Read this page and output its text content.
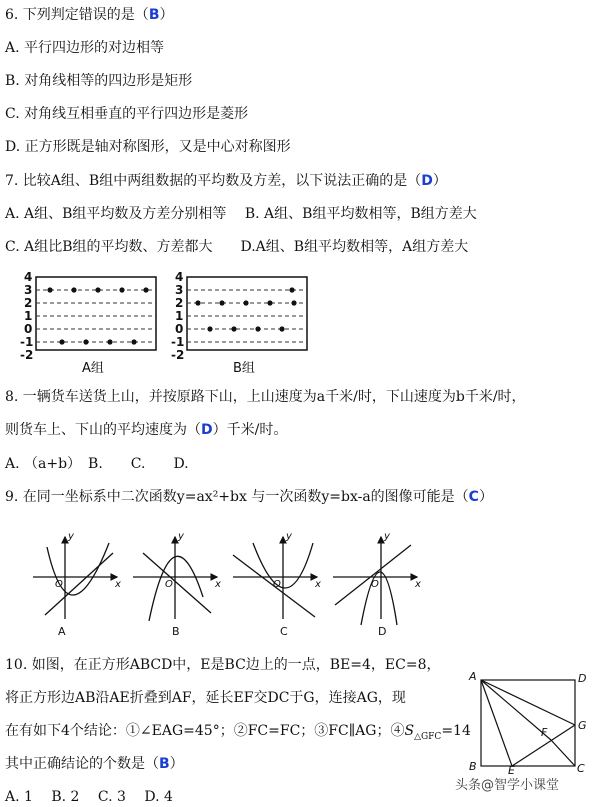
6. 下列判定错误的是（B）
A. 平行四边形的对边相等
B. 对角线相等的四边形是矩形
C. 对角线互相垂直的平行四边形是菱形
D. 正方形既是轴对称图形，又是中心对称图形
7. 比较A组、B组中两组数据的平均数及方差，以下说法正确的是（D）
A. A组、B组平均数及方差分别相等　 B. A组、B组平均数相等，B组方差大
C. A组比B组的平均数、方差都大　　D.A组、B组平均数相等，A组方差大
4
3
2
1
0
-1
-2
4
3
2
1
0
-1
-2
A组	B组
8. 一辆货车送货上山，并按原路下山，上山速度为a千米/时，下山速度为b千米/时，
则货车上、下山的平均速度为（D）千米/时。
A. （a+b）　B.　　C.　　D.
9. 在同一坐标系中二次函数y=ax²+bx 与一次函数y=bx-a的图像可能是（C）
y
x
O
y
x
O
y
x
O
y
x
O
A	B	C	D
10. 如图，在正方形ABCD中，E是BC边上的一点，BE=4，EC=8，
将正方形边AB沿AE折叠到AF，延长EF交DC于G，连接AG，现
在有如下4个结论：①∠EAG=45°；②FC=FC；③FC∥AG；$④S_{\triangle GFC}=14$
其中正确结论的个数是（B）
A. 1　 B. 2　 C. 3　 D. 4
A	D
G
F
B	E	C
头条@智学小课堂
+ + + + +
Write the full listing out again with every line unchanged, but include no pictures.

Read this page and output its text content.
6. 下列判定错误的是（B）
A. 平行四边形的对边相等
B. 对角线相等的四边形是矩形
C. 对角线互相垂直的平行四边形是菱形
D. 正方形既是轴对称图形，又是中心对称图形
7. 比较A组、B组中两组数据的平均数及方差，以下说法正确的是（D）
A. A组、B组平均数及方差分别相等　 B. A组、B组平均数相等，B组方差大
C. A组比B组的平均数、方差都大　　D.A组、B组平均数相等，A组方差大
4
3
2
1
0
-1
-2
4
3
2
1
0
-1
-2
A组	B组
8. 一辆货车送货上山，并按原路下山，上山速度为a千米/时，下山速度为b千米/时，
则货车上、下山的平均速度为（D）千米/时。
A. （a+b）　B.　　C.　　D.
9. 在同一坐标系中二次函数y=ax²+bx 与一次函数y=bx-a的图像可能是（C）
y
x
O
y
x
O
y
x
O
y
x
O
A	B	C	D
10. 如图，在正方形ABCD中，E是BC边上的一点，BE=4，EC=8，
将正方形边AB沿AE折叠到AF，延长EF交DC于G，连接AG，现
在有如下4个结论：①∠EAG=45°；②FC=FC；③FC∥AG；$④S_{\triangle GFC}=14$
其中正确结论的个数是（B）
A. 1　 B. 2　 C. 3　 D. 4
A	D
G
F
B	E	C
头条@智学小课堂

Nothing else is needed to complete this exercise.